Dataset listings of figures
[start]
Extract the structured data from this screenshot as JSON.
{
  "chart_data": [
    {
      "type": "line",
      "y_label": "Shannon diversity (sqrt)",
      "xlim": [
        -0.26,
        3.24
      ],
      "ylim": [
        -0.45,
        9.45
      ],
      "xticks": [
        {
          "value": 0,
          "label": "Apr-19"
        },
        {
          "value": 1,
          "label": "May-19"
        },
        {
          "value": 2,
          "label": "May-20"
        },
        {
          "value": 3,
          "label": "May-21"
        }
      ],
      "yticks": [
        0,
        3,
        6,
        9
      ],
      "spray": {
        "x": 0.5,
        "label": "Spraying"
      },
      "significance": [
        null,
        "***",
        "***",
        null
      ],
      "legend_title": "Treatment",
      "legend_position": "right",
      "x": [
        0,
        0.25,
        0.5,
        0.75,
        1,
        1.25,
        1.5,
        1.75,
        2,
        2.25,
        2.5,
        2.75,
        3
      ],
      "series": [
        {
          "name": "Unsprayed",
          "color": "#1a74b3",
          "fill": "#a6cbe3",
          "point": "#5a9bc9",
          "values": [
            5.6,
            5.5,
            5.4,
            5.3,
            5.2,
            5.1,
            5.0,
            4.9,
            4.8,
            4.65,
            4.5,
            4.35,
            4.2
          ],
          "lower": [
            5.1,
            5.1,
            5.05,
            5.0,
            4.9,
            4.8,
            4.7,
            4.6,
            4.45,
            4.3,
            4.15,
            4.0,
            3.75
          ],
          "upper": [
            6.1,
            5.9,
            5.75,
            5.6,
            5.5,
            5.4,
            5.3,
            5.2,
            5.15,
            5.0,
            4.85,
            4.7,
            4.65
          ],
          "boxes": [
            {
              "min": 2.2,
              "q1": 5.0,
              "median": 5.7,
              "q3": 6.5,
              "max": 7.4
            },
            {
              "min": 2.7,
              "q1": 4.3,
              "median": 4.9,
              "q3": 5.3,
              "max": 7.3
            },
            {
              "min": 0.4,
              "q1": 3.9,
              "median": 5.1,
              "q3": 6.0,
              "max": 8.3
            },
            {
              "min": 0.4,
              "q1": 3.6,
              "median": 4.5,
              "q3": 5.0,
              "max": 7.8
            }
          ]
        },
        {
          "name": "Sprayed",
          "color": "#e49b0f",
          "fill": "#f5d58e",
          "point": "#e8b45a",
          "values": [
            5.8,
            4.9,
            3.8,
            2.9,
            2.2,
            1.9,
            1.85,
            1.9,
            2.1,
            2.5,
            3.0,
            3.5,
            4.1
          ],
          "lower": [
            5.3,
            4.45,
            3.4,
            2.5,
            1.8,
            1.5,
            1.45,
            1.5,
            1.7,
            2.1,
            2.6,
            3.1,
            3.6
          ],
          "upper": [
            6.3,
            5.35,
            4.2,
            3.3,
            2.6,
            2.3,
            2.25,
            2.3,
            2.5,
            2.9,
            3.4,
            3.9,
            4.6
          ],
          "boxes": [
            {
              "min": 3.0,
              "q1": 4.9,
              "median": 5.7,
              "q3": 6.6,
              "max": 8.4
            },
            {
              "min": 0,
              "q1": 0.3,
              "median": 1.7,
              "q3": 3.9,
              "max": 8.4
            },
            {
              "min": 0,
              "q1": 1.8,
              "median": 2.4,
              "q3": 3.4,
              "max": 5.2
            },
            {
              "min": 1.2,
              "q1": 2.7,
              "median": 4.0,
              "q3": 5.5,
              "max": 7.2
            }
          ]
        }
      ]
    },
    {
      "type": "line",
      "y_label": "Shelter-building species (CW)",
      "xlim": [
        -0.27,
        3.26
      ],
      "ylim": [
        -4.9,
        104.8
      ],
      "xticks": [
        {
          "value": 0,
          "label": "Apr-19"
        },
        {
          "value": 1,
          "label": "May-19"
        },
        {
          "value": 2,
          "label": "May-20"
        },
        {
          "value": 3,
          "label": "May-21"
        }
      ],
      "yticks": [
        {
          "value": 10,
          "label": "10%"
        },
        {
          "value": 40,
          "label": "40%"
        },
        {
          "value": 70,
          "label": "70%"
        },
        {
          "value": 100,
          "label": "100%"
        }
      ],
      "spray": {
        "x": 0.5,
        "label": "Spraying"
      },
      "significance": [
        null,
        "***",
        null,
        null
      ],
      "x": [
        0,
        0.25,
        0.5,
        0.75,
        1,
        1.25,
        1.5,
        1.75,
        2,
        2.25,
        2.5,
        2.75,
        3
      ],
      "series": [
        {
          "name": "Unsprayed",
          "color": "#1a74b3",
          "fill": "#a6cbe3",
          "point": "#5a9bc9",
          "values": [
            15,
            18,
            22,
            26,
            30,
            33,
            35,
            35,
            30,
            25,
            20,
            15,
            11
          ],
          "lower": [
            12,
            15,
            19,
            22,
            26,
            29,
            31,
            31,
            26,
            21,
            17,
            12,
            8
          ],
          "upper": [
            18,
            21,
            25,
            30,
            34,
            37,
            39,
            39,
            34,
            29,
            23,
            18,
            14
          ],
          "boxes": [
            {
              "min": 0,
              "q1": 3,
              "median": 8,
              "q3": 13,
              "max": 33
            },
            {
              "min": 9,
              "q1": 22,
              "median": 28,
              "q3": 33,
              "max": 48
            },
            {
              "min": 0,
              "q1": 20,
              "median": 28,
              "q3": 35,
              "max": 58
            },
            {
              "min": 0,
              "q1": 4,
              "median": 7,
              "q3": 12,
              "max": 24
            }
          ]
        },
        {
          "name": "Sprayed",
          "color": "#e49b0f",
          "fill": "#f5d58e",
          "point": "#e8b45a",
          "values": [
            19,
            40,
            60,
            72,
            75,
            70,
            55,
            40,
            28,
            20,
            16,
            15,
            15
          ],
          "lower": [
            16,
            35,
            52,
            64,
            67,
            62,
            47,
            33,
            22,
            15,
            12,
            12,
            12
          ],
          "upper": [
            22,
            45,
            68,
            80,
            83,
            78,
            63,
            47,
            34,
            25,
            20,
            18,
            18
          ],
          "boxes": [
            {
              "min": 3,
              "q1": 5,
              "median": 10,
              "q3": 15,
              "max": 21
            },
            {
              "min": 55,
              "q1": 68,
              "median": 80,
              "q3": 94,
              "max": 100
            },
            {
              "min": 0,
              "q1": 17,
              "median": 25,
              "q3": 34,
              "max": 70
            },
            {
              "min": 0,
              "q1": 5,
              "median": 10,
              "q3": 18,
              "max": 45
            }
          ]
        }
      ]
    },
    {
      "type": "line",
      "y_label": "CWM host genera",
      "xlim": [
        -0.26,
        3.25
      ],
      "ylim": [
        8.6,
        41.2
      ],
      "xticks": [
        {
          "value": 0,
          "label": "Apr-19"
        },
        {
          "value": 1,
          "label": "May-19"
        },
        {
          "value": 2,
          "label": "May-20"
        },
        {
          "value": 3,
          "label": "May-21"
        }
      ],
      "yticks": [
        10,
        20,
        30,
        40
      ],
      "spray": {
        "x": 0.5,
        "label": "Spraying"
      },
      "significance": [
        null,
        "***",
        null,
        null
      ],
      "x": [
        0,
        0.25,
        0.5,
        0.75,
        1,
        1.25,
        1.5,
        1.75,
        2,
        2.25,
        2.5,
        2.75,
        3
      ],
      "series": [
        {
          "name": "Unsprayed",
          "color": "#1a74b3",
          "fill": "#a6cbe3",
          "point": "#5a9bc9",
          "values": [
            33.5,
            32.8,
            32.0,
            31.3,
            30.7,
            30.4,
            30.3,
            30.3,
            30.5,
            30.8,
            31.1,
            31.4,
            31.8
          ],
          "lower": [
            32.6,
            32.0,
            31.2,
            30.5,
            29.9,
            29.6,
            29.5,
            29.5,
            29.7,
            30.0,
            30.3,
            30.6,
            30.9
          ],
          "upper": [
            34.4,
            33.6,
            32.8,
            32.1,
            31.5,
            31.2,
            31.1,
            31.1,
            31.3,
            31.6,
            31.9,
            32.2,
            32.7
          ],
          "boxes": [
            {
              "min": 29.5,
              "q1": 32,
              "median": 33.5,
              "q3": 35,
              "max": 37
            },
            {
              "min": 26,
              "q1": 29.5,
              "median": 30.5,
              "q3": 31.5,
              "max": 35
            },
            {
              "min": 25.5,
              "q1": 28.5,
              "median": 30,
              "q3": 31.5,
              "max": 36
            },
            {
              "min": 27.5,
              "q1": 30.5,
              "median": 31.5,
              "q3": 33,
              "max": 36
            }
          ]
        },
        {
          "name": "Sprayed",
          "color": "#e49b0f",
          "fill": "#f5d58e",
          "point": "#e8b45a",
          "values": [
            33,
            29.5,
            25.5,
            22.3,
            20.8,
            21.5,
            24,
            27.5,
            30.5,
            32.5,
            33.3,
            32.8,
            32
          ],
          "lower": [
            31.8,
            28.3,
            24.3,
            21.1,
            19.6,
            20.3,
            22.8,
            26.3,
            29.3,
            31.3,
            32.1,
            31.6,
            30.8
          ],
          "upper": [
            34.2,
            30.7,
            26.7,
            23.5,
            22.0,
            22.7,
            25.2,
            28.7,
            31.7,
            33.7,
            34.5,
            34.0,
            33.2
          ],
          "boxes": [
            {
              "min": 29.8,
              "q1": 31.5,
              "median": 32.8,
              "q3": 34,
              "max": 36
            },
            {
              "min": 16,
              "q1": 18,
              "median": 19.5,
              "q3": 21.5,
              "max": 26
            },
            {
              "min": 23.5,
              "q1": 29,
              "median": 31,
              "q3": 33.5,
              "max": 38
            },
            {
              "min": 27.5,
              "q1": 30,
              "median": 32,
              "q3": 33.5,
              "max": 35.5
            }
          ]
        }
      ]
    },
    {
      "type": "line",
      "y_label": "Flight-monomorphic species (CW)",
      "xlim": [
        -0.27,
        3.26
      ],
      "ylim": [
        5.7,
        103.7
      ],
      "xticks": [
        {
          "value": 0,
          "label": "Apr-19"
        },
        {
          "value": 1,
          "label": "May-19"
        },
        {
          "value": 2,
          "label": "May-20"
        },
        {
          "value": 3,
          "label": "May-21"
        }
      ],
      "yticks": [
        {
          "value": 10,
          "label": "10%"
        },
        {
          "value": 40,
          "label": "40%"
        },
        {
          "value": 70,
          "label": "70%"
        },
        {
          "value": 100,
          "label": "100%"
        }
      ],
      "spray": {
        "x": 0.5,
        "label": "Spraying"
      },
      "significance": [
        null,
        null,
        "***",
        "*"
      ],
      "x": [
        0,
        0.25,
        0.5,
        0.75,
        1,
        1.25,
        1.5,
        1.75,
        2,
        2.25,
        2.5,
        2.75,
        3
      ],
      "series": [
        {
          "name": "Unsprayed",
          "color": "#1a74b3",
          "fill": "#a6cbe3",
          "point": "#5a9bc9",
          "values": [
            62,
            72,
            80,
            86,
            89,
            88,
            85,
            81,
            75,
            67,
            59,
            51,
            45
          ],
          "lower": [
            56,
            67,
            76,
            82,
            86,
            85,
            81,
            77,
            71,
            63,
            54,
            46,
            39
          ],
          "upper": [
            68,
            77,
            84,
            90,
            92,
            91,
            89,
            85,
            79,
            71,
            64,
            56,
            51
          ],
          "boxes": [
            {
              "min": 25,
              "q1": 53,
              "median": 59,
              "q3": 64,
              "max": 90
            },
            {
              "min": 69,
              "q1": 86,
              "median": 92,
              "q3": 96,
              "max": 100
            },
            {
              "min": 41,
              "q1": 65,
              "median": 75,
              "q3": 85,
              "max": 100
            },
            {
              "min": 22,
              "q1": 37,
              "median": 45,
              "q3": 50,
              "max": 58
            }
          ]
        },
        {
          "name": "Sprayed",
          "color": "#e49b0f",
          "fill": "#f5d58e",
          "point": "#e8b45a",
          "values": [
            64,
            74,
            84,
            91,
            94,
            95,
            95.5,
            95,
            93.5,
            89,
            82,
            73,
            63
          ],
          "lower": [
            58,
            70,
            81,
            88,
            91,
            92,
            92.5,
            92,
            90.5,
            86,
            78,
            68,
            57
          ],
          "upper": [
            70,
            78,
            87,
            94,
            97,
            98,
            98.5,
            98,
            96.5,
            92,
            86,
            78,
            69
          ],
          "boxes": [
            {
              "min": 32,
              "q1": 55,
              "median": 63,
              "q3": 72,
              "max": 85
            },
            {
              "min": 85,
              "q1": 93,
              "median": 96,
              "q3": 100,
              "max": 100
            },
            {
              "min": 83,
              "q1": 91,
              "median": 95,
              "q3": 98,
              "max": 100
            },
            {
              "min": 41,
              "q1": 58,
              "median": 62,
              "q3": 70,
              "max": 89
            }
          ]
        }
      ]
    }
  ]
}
[end]
Search the preceding listing for the word "species" and pull out every line that holds it.

▸ EXERCISE SOLUTION
      "y_label": "Shelter-building species (CW)",
      "y_label": "Flight-monomorphic species (CW)",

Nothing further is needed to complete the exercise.